(Dataset excerpts)
(begin)
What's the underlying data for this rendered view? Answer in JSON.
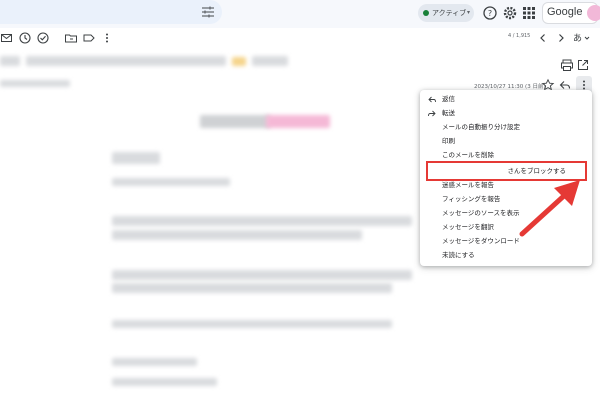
{
  "topbar": {
    "status_label": "アクティブ",
    "google_label": "Google",
    "icons": [
      "tune-icon",
      "help-icon",
      "settings-icon",
      "apps-icon"
    ]
  },
  "toolbar": {
    "icons": [
      "mail-icon",
      "snooze-icon",
      "add-task-icon",
      "move-to-icon",
      "label-icon",
      "more-vert-icon"
    ],
    "counter": "4 / 1,915"
  },
  "mail": {
    "timestamp": "2023/10/27 11:30 (3 日前)",
    "header_icons": [
      "print-icon",
      "open-in-new-icon",
      "star-icon",
      "reply-icon",
      "more-vert-icon"
    ]
  },
  "menu": {
    "items": [
      {
        "label": "返信",
        "icon": "reply-icon"
      },
      {
        "label": "転送",
        "icon": "forward-icon"
      },
      {
        "label": "メールの自動振り分け設定",
        "icon": ""
      },
      {
        "label": "印刷",
        "icon": ""
      },
      {
        "label": "このメールを削除",
        "icon": ""
      },
      {
        "label": "さんをブロックする",
        "icon": ""
      },
      {
        "label": "迷惑メールを報告",
        "icon": ""
      },
      {
        "label": "フィッシングを報告",
        "icon": ""
      },
      {
        "label": "メッセージのソースを表示",
        "icon": ""
      },
      {
        "label": "メッセージを翻訳",
        "icon": ""
      },
      {
        "label": "メッセージをダウンロード",
        "icon": ""
      },
      {
        "label": "未読にする",
        "icon": ""
      }
    ]
  },
  "colors": {
    "highlight": "#e53935",
    "status_dot": "#188038",
    "accent_pink": "#f2b8d8"
  }
}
(end)
__Exercise__.
Omit the pictures, then quote the rest of the material above exactly.

__Result of this task__.
What's the underlying data for this rendered view? Answer in JSON.
{
  "topbar": {
    "status_label": "アクティブ",
    "google_label": "Google",
    "icons": [
      "tune-icon",
      "help-icon",
      "settings-icon",
      "apps-icon"
    ]
  },
  "toolbar": {
    "icons": [
      "mail-icon",
      "snooze-icon",
      "add-task-icon",
      "move-to-icon",
      "label-icon",
      "more-vert-icon"
    ],
    "counter": "4 / 1,915"
  },
  "mail": {
    "timestamp": "2023/10/27 11:30 (3 日前)",
    "header_icons": [
      "print-icon",
      "open-in-new-icon",
      "star-icon",
      "reply-icon",
      "more-vert-icon"
    ]
  },
  "menu": {
    "items": [
      {
        "label": "返信",
        "icon": "reply-icon"
      },
      {
        "label": "転送",
        "icon": "forward-icon"
      },
      {
        "label": "メールの自動振り分け設定",
        "icon": ""
      },
      {
        "label": "印刷",
        "icon": ""
      },
      {
        "label": "このメールを削除",
        "icon": ""
      },
      {
        "label": "さんをブロックする",
        "icon": ""
      },
      {
        "label": "迷惑メールを報告",
        "icon": ""
      },
      {
        "label": "フィッシングを報告",
        "icon": ""
      },
      {
        "label": "メッセージのソースを表示",
        "icon": ""
      },
      {
        "label": "メッセージを翻訳",
        "icon": ""
      },
      {
        "label": "メッセージをダウンロード",
        "icon": ""
      },
      {
        "label": "未読にする",
        "icon": ""
      }
    ]
  },
  "colors": {
    "highlight": "#e53935",
    "status_dot": "#188038",
    "accent_pink": "#f2b8d8"
  }
}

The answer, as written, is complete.